PROBLEM DETAILS >> Track down the lines that contain "deseada" and copy them.

[Rows from a dataset]
§ §
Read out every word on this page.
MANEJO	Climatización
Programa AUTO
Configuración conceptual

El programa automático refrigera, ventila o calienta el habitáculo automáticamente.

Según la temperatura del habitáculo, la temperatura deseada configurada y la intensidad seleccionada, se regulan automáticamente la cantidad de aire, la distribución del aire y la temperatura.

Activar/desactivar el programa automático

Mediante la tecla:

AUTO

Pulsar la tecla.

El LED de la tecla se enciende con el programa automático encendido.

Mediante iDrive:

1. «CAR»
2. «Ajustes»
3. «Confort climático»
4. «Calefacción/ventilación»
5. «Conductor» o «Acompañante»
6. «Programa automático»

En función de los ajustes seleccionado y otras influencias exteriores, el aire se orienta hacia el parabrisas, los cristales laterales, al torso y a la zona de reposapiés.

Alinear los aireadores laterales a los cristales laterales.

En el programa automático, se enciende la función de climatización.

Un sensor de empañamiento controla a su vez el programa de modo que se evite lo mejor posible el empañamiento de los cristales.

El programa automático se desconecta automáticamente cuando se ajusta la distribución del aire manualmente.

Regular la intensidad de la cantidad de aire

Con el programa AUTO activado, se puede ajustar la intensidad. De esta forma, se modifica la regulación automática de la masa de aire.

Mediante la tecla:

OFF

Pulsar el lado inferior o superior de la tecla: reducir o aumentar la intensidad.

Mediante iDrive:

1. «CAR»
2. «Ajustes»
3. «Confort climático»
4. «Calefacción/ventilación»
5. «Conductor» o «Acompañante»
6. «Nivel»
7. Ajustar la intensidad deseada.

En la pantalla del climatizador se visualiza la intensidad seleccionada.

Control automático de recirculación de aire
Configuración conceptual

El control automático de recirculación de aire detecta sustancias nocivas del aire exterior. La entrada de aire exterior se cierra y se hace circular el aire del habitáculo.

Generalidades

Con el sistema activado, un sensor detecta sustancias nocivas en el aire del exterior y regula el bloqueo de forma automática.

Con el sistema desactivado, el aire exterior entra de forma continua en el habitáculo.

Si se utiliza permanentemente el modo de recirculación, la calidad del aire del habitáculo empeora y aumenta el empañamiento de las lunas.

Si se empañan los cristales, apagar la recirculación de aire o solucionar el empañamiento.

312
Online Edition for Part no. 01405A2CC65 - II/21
§ §
WRITTEN RESPONSE >>
Según la temperatura del habitáculo, la temperatura deseada configurada y la intensidad seleccionada, se regulan automáticamente la cantidad de aire, la distribución del aire y la temperatura.
7. Ajustar la intensidad deseada.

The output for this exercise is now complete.